## Task prompt
What number of lines in the material contain the word "name"? Give that number alone.

━━━ The records ━━━

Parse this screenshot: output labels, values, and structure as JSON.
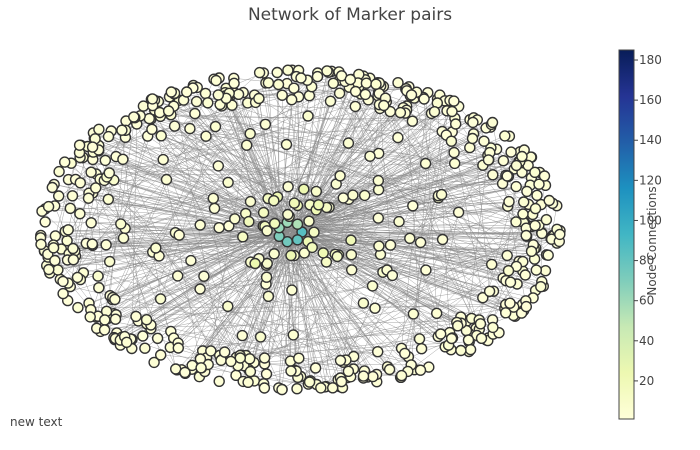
{
  "title": "Network of Marker pairs",
  "annotation": "new text",
  "colorbar": {
    "title": "Node Connections",
    "range": [
      1,
      185
    ],
    "ticks": [
      20,
      40,
      60,
      80,
      100,
      120,
      140,
      160,
      180
    ],
    "colorscale": [
      "#ffffd9",
      "#edf8b1",
      "#c7e9b4",
      "#7fcdbb",
      "#41b6c4",
      "#1d91c0",
      "#225ea8",
      "#253494",
      "#081d58"
    ]
  },
  "chart_data": {
    "type": "scatter",
    "subtype": "network-graph",
    "title": "Network of Marker pairs",
    "node_count_estimate": 700,
    "node_color_metric": "Node Connections",
    "node_color_range": [
      1,
      185
    ],
    "edge_color": "#888888",
    "layout": "elliptical ring of peripheral nodes with a dense central hub cluster",
    "hub_connections_estimate": [
      85,
      80,
      75,
      70,
      62,
      60,
      55
    ]
  }
}
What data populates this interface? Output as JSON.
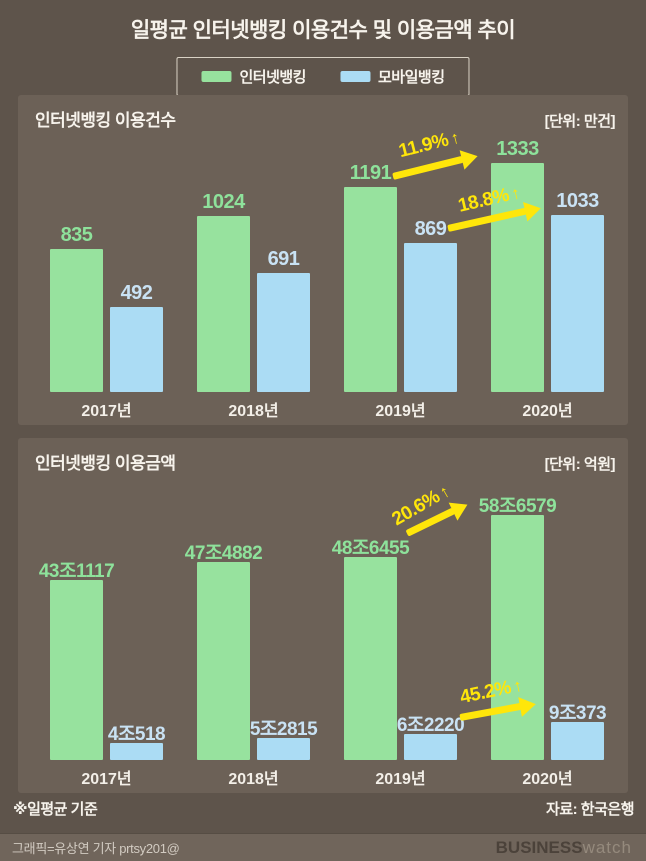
{
  "page": {
    "title": "일평균 인터넷뱅킹 이용건수 및 이용금액 추이",
    "footnote": "※일평균 기준",
    "source": "자료: 한국은행",
    "credit": "그래픽=유상연 기자 prtsy201@",
    "logo": {
      "bold": "BUSINESS",
      "light": "watch"
    }
  },
  "legend": {
    "items": [
      {
        "label": "인터넷뱅킹",
        "color": "#97e29e"
      },
      {
        "label": "모바일뱅킹",
        "color": "#abdcf4"
      }
    ]
  },
  "colors": {
    "background": "#5e544b",
    "panel": "#6c6157",
    "green_bar": "#97e29e",
    "blue_bar": "#abdcf4",
    "green_label": "#8ee29b",
    "blue_label": "#c9e2f4",
    "arrow_yellow": "#ffe60a",
    "white_text": "#f7f3ec"
  },
  "chart_data": [
    {
      "type": "bar",
      "title": "인터넷뱅킹 이용건수",
      "unit_label": "[단위: 만건]",
      "categories": [
        "2017년",
        "2018년",
        "2019년",
        "2020년"
      ],
      "series": [
        {
          "name": "인터넷뱅킹",
          "values": [
            835,
            1024,
            1191,
            1333
          ],
          "labels": [
            "835",
            "1024",
            "1191",
            "1333"
          ],
          "color": "#97e29e",
          "label_color": "#8ee29b"
        },
        {
          "name": "모바일뱅킹",
          "values": [
            492,
            691,
            869,
            1033
          ],
          "labels": [
            "492",
            "691",
            "869",
            "1033"
          ],
          "color": "#abdcf4",
          "label_color": "#c9e2f4"
        }
      ],
      "ylim": [
        0,
        1333
      ],
      "grid": false,
      "annotations": [
        {
          "text": "11.9%",
          "icon": "↑",
          "from": "2019 인터넷뱅킹",
          "to": "2020 인터넷뱅킹"
        },
        {
          "text": "18.8%",
          "icon": "↑",
          "from": "2019 모바일뱅킹",
          "to": "2020 모바일뱅킹"
        }
      ]
    },
    {
      "type": "bar",
      "title": "인터넷뱅킹 이용금액",
      "unit_label": "[단위: 억원]",
      "categories": [
        "2017년",
        "2018년",
        "2019년",
        "2020년"
      ],
      "series": [
        {
          "name": "인터넷뱅킹",
          "values": [
            431117,
            474882,
            486455,
            586579
          ],
          "labels": [
            "43조1117",
            "47조4882",
            "48조6455",
            "58조6579"
          ],
          "color": "#97e29e",
          "label_color": "#8ee29b"
        },
        {
          "name": "모바일뱅킹",
          "values": [
            40518,
            52815,
            62220,
            90373
          ],
          "labels": [
            "4조518",
            "5조2815",
            "6조2220",
            "9조373"
          ],
          "color": "#abdcf4",
          "label_color": "#c9e2f4"
        }
      ],
      "ylim": [
        0,
        586579
      ],
      "grid": false,
      "annotations": [
        {
          "text": "20.6%",
          "icon": "↑",
          "from": "2019 인터넷뱅킹",
          "to": "2020 인터넷뱅킹"
        },
        {
          "text": "45.2%",
          "icon": "↑",
          "from": "2019 모바일뱅킹",
          "to": "2020 모바일뱅킹"
        }
      ]
    }
  ]
}
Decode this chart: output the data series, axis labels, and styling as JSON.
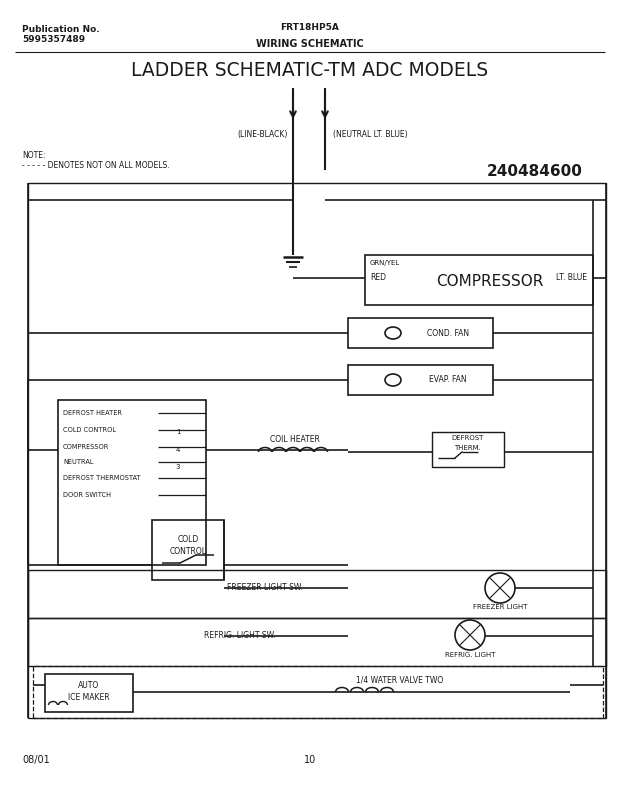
{
  "page_width": 6.2,
  "page_height": 7.94,
  "bg_color": "#ffffff",
  "pub_no": "Publication No.",
  "pub_num": "5995357489",
  "model": "FRT18HP5A",
  "section_title": "WIRING SCHEMATIC",
  "main_title": "LADDER SCHEMATIC-TM ADC MODELS",
  "part_no": "240484600",
  "date": "08/01",
  "page": "10",
  "note_line1": "NOTE:",
  "note_line2": "- - - - - DENOTES NOT ON ALL MODELS.",
  "line_black_label": "(LINE-BLACK)",
  "neutral_label": "(NEUTRAL LT. BLUE)",
  "compressor_label": "COMPRESSOR",
  "lt_blue_label": "LT. BLUE",
  "red_label": "RED",
  "grn_yel_label": "GRN/YEL",
  "cond_fan_label": "COND. FAN",
  "evap_fan_label": "EVAP. FAN",
  "defrost_heater_label": "DEFROST HEATER",
  "cold_control_label": "COLD CONTROL",
  "compressor_sw_label": "COMPRESSOR",
  "neutral_sw_label": "NEUTRAL",
  "defrost_therm_label": "DEFROST THERMOSTAT",
  "door_switch_label": "DOOR SWITCH",
  "cold_control2_line1": "COLD",
  "cold_control2_line2": "CONTROL",
  "coil_heater_label": "COIL HEATER",
  "defrost_therm2_line1": "DEFROST",
  "defrost_therm2_line2": "THERM.",
  "freezer_light_sw_label": "FREEZER LIGHT SW.",
  "freezer_light_label": "FREEZER LIGHT",
  "refrig_light_sw_label": "REFRIG. LIGHT SW.",
  "refrig_light_label": "REFRIG. LIGHT",
  "auto_ice_maker_line1": "AUTO",
  "auto_ice_maker_line2": "ICE MAKER",
  "water_valve_label": "1/4 WATER VALVE TWO",
  "line_color": "#1a1a1a",
  "text_color": "#1a1a1a"
}
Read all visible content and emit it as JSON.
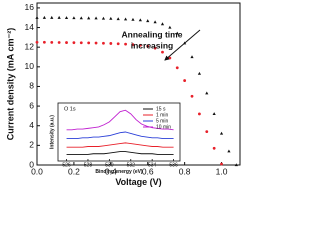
{
  "chart_data": [
    {
      "type": "line",
      "xlabel": "Voltage (V)",
      "ylabel": "Current density (mA cm⁻²)",
      "annotation": [
        "Annealing time",
        "increasing"
      ],
      "x": [
        0,
        0.04,
        0.08,
        0.12,
        0.16,
        0.2,
        0.24,
        0.28,
        0.32,
        0.36,
        0.4,
        0.44,
        0.48,
        0.52,
        0.56,
        0.6,
        0.64,
        0.68,
        0.72,
        0.76,
        0.8,
        0.84,
        0.88,
        0.92,
        0.96,
        1.0,
        1.04,
        1.08
      ],
      "series": [
        {
          "color": "#111111",
          "marker": "triangle",
          "values": [
            15.0,
            15.0,
            15.0,
            15.0,
            14.98,
            14.97,
            14.96,
            14.95,
            14.94,
            14.92,
            14.9,
            14.87,
            14.84,
            14.8,
            14.75,
            14.67,
            14.55,
            14.35,
            14.0,
            13.4,
            12.4,
            11.0,
            9.3,
            7.3,
            5.2,
            3.2,
            1.4,
            0.0
          ]
        },
        {
          "color": "#e8202a",
          "marker": "circle",
          "values": [
            12.5,
            12.5,
            12.49,
            12.48,
            12.47,
            12.46,
            12.45,
            12.44,
            12.42,
            12.4,
            12.38,
            12.35,
            12.31,
            12.26,
            12.2,
            12.1,
            11.9,
            11.5,
            10.9,
            9.9,
            8.6,
            7.0,
            5.2,
            3.4,
            1.7,
            0.1,
            null,
            null
          ]
        }
      ],
      "xlim": [
        0,
        1.1
      ],
      "xticks": [
        {
          "value": 0,
          "label": "0.0"
        },
        {
          "value": 0.2,
          "label": "0.2"
        },
        {
          "value": 0.4,
          "label": "0.4"
        },
        {
          "value": 0.6,
          "label": "0.6"
        },
        {
          "value": 0.8,
          "label": "0.8"
        },
        {
          "value": 1.0,
          "label": "1.0"
        }
      ],
      "ylim": [
        0,
        16.5
      ],
      "yticks": [
        0,
        2,
        4,
        6,
        8,
        10,
        12,
        14,
        16
      ]
    },
    {
      "type": "line",
      "title": "O 1s",
      "xlabel": "Binding energy (eV)",
      "ylabel": "Intensity (a.u.)",
      "x": [
        526,
        526.5,
        527,
        527.5,
        528,
        528.5,
        529,
        529.5,
        530,
        530.5,
        531,
        531.5,
        532,
        532.5,
        533,
        533.5,
        534,
        534.5,
        535,
        535.5,
        536
      ],
      "series": [
        {
          "name": "15 s",
          "color": "#111111",
          "values": [
            2.4,
            2.4,
            2.4,
            2.4,
            2.4,
            2.5,
            2.5,
            2.5,
            2.6,
            2.7,
            2.8,
            2.8,
            2.7,
            2.6,
            2.5,
            2.5,
            2.5,
            2.4,
            2.4,
            2.4,
            2.4
          ]
        },
        {
          "name": "1 min",
          "color": "#e8202a",
          "values": [
            3.4,
            3.4,
            3.4,
            3.4,
            3.5,
            3.5,
            3.5,
            3.6,
            3.7,
            3.8,
            3.9,
            4.0,
            3.9,
            3.8,
            3.7,
            3.6,
            3.5,
            3.5,
            3.4,
            3.4,
            3.4
          ]
        },
        {
          "name": "5 min",
          "color": "#2a3fd8",
          "values": [
            4.6,
            4.6,
            4.6,
            4.7,
            4.7,
            4.8,
            4.8,
            4.9,
            5.0,
            5.2,
            5.4,
            5.5,
            5.3,
            5.1,
            4.9,
            4.8,
            4.7,
            4.7,
            4.6,
            4.6,
            4.6
          ]
        },
        {
          "name": "10 min",
          "color": "#c020d0",
          "values": [
            5.8,
            5.8,
            5.9,
            5.9,
            6.0,
            6.1,
            6.2,
            6.5,
            6.9,
            7.6,
            8.3,
            8.5,
            8.0,
            7.2,
            6.6,
            6.3,
            6.1,
            6.0,
            5.9,
            5.9,
            5.8
          ]
        }
      ],
      "xlim": [
        525.2,
        536.6
      ],
      "xticks": [
        526,
        528,
        530,
        532,
        534,
        536
      ],
      "ylim": [
        1.5,
        9.5
      ]
    }
  ]
}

━━━

## Task output
8